## begin Provided records
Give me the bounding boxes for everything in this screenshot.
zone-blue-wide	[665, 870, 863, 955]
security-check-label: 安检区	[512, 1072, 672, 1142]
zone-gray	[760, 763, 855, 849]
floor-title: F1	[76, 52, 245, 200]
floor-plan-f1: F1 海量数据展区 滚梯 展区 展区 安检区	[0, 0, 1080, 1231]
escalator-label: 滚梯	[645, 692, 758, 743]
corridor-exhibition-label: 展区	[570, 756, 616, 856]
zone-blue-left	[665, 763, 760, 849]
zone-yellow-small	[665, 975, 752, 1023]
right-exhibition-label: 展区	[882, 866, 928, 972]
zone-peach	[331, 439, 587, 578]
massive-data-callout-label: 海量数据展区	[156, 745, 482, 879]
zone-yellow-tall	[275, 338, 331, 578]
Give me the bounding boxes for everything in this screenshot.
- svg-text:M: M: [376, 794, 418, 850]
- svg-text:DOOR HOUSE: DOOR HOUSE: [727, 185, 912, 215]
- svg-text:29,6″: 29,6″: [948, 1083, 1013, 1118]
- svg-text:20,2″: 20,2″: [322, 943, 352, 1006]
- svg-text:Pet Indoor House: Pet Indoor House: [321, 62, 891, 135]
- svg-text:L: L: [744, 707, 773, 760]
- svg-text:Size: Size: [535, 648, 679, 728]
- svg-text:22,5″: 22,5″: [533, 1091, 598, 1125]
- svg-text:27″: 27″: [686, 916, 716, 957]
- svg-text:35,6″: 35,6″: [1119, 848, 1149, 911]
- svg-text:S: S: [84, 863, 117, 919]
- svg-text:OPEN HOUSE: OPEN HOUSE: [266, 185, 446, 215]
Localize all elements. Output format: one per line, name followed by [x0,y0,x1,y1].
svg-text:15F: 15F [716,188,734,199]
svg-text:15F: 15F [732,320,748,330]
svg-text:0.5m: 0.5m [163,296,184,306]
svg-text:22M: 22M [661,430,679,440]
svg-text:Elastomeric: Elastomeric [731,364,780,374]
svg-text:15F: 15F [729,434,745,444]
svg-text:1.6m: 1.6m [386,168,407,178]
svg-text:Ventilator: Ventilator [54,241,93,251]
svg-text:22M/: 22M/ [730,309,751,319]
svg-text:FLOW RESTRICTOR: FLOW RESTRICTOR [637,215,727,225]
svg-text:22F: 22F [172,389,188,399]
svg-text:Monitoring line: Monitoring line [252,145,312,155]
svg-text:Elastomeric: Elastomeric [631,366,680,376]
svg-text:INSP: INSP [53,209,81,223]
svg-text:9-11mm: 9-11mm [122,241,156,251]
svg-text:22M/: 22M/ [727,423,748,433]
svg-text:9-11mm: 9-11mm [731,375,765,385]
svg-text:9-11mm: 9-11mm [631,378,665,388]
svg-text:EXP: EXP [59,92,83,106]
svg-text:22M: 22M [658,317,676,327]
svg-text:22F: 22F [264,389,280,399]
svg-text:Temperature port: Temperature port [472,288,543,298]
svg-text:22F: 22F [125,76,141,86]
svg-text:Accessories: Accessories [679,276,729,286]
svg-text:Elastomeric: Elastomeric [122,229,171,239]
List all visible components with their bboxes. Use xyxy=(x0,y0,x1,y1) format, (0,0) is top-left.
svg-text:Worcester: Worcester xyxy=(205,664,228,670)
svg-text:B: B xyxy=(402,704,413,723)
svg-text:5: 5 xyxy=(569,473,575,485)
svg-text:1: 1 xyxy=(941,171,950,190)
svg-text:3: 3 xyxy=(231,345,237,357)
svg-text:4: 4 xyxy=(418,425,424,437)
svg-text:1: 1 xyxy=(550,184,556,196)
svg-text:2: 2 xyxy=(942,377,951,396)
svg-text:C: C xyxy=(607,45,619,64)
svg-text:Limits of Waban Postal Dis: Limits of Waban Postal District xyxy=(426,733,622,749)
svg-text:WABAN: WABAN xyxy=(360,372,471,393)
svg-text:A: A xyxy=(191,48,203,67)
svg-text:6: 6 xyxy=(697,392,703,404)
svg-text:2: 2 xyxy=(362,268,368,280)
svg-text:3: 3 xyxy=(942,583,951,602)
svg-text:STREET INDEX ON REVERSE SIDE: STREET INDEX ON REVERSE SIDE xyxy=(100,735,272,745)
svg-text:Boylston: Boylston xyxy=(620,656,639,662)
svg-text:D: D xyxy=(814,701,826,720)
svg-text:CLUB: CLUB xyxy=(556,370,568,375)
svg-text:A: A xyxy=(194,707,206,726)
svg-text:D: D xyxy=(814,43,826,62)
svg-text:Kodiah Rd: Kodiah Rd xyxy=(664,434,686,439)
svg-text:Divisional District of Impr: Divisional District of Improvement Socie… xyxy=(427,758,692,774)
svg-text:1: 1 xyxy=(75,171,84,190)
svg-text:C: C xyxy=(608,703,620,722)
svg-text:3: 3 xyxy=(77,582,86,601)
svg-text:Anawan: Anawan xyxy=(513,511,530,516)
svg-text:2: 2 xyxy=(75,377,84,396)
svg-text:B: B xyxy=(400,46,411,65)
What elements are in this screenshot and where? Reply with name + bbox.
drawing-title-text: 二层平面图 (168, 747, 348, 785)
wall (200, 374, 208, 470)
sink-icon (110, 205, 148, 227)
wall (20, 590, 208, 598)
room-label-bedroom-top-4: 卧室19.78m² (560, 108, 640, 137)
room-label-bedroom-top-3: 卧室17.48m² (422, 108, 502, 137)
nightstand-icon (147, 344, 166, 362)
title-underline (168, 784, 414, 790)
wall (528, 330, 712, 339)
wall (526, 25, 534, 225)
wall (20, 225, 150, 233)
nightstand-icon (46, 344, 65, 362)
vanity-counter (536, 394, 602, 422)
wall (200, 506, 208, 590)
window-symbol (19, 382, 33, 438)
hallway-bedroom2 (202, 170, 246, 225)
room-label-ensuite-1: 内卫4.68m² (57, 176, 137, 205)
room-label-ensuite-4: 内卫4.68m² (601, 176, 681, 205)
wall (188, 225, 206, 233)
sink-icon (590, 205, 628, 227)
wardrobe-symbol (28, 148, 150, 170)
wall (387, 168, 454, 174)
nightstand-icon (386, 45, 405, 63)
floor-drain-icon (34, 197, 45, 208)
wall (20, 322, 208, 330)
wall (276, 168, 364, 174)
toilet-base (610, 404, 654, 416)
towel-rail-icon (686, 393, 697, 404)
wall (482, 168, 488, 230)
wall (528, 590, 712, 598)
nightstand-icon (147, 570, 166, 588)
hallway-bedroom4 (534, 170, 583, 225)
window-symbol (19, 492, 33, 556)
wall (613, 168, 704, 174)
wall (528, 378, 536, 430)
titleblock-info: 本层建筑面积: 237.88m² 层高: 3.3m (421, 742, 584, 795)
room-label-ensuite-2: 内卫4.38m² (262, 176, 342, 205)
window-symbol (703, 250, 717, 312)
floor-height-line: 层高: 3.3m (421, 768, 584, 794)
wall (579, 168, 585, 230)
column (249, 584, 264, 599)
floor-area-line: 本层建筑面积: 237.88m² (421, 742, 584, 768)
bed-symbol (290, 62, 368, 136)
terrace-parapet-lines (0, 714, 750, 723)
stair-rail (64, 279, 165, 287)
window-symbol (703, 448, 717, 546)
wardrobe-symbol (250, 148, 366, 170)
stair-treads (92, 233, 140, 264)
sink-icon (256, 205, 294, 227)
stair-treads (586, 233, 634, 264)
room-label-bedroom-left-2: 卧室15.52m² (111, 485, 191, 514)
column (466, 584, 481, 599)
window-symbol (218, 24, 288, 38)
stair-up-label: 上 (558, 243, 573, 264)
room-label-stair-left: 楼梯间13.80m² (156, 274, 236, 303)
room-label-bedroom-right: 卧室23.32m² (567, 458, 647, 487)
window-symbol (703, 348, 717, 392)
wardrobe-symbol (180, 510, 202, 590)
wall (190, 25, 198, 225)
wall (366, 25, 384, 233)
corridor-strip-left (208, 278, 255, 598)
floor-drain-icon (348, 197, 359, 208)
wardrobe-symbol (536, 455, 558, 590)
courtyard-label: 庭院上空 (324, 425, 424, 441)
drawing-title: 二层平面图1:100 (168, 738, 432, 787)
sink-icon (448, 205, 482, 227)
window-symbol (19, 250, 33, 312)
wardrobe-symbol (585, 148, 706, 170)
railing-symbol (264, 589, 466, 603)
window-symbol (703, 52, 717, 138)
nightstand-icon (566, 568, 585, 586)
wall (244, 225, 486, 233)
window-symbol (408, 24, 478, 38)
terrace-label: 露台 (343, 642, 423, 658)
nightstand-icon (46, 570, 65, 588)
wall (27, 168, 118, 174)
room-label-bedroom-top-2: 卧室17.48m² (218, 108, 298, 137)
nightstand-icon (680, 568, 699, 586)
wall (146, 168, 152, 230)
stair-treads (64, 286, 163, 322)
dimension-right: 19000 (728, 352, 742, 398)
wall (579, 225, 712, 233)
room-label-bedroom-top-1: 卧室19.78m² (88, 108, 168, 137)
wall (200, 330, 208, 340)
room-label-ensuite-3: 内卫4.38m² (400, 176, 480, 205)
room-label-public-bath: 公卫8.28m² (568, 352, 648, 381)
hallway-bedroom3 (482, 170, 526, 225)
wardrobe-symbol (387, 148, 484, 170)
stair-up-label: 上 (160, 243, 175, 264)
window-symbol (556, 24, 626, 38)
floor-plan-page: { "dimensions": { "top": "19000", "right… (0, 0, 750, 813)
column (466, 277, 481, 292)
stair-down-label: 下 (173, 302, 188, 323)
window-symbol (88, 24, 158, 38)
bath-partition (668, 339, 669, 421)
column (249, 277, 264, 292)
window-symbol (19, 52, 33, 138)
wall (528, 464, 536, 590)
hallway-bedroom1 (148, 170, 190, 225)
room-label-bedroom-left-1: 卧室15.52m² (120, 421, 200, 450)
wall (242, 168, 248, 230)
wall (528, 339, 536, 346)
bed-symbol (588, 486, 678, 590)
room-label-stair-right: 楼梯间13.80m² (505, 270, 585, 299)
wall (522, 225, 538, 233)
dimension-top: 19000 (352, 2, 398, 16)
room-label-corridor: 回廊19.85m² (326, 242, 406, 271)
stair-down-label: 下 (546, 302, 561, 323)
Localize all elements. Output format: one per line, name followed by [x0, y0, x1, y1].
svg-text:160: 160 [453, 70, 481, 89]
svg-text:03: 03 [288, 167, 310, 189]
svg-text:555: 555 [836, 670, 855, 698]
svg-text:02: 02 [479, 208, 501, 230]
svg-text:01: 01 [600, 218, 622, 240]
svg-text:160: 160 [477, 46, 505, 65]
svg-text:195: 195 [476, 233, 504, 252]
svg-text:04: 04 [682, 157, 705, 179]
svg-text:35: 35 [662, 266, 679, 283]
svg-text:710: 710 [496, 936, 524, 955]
## end Provided records
- [Directive]
Repeat the records from their first line through the line containing "svg-text:INSP: INSP [53,209,81,223]", both included.

- [Result of the task]
Give me the bounding boxes for everything in this screenshot.
zone-blue-wide	[665, 870, 863, 955]
security-check-label: 安检区	[512, 1072, 672, 1142]
zone-gray	[760, 763, 855, 849]
floor-title: F1	[76, 52, 245, 200]
floor-plan-f1: F1 海量数据展区 滚梯 展区 展区 安检区	[0, 0, 1080, 1231]
escalator-label: 滚梯	[645, 692, 758, 743]
corridor-exhibition-label: 展区	[570, 756, 616, 856]
zone-blue-left	[665, 763, 760, 849]
zone-yellow-small	[665, 975, 752, 1023]
right-exhibition-label: 展区	[882, 866, 928, 972]
zone-peach	[331, 439, 587, 578]
massive-data-callout-label: 海量数据展区	[156, 745, 482, 879]
zone-yellow-tall	[275, 338, 331, 578]
Give me the bounding boxes for everything in this screenshot.
- svg-text:M: M: [376, 794, 418, 850]
- svg-text:DOOR HOUSE: DOOR HOUSE: [727, 185, 912, 215]
- svg-text:29,6″: 29,6″: [948, 1083, 1013, 1118]
- svg-text:20,2″: 20,2″: [322, 943, 352, 1006]
- svg-text:Pet Indoor House: Pet Indoor House: [321, 62, 891, 135]
- svg-text:L: L: [744, 707, 773, 760]
- svg-text:Size: Size: [535, 648, 679, 728]
- svg-text:22,5″: 22,5″: [533, 1091, 598, 1125]
- svg-text:27″: 27″: [686, 916, 716, 957]
- svg-text:35,6″: 35,6″: [1119, 848, 1149, 911]
- svg-text:S: S: [84, 863, 117, 919]
- svg-text:OPEN HOUSE: OPEN HOUSE: [266, 185, 446, 215]
Localize all elements. Output format: one per line, name followed by [x0,y0,x1,y1].
svg-text:15F: 15F [716,188,734,199]
svg-text:15F: 15F [732,320,748,330]
svg-text:0.5m: 0.5m [163,296,184,306]
svg-text:22M: 22M [661,430,679,440]
svg-text:Elastomeric: Elastomeric [731,364,780,374]
svg-text:15F: 15F [729,434,745,444]
svg-text:1.6m: 1.6m [386,168,407,178]
svg-text:Ventilator: Ventilator [54,241,93,251]
svg-text:22M/: 22M/ [730,309,751,319]
svg-text:FLOW RESTRICTOR: FLOW RESTRICTOR [637,215,727,225]
svg-text:22F: 22F [172,389,188,399]
svg-text:Monitoring line: Monitoring line [252,145,312,155]
svg-text:Elastomeric: Elastomeric [631,366,680,376]
svg-text:INSP: INSP [53,209,81,223]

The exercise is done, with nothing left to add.